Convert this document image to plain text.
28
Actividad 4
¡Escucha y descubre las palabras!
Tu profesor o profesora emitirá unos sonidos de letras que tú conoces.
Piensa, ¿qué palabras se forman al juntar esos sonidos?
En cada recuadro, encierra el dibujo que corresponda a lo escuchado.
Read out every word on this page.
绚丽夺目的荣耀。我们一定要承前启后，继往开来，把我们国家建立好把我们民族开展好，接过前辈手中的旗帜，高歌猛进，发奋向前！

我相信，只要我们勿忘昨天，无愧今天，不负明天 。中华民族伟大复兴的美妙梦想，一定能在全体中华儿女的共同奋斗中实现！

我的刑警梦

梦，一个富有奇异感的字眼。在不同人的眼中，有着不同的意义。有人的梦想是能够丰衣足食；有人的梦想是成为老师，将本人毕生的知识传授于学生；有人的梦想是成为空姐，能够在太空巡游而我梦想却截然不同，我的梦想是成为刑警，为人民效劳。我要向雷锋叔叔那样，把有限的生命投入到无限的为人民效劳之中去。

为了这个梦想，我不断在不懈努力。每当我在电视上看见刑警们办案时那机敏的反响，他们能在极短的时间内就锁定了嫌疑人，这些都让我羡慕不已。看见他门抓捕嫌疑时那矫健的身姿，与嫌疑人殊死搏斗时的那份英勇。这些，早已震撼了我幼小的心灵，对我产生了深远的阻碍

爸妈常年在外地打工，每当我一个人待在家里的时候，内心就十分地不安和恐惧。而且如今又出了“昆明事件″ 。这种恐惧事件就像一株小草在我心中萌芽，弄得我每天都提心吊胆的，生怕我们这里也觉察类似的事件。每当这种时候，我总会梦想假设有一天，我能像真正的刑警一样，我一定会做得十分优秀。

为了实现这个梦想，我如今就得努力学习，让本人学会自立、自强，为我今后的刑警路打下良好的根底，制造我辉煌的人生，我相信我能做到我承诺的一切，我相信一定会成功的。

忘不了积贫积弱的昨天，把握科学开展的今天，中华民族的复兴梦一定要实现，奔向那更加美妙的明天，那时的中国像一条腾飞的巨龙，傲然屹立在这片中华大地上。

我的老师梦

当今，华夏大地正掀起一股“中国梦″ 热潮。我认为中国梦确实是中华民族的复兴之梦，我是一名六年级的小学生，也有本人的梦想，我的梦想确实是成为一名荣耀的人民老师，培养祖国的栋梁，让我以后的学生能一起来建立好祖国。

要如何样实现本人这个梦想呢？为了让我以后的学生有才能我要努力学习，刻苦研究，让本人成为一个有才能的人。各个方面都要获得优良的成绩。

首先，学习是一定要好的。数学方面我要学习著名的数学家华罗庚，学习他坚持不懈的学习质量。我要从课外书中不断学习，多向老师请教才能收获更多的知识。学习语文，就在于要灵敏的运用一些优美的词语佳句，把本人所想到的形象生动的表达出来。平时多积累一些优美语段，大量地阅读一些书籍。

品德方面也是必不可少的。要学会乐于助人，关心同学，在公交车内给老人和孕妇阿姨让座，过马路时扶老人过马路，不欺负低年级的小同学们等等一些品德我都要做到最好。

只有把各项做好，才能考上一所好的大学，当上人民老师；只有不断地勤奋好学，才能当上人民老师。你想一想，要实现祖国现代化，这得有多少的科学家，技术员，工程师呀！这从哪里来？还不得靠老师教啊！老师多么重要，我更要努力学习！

→ Written task
Return every line above that contains the word "sonidos".

→ Finished exercise
Tu profesor o profesora emitirá unos sonidos de letras que tú conoces.
Piensa, ¿qué palabras se forman al juntar esos sonidos?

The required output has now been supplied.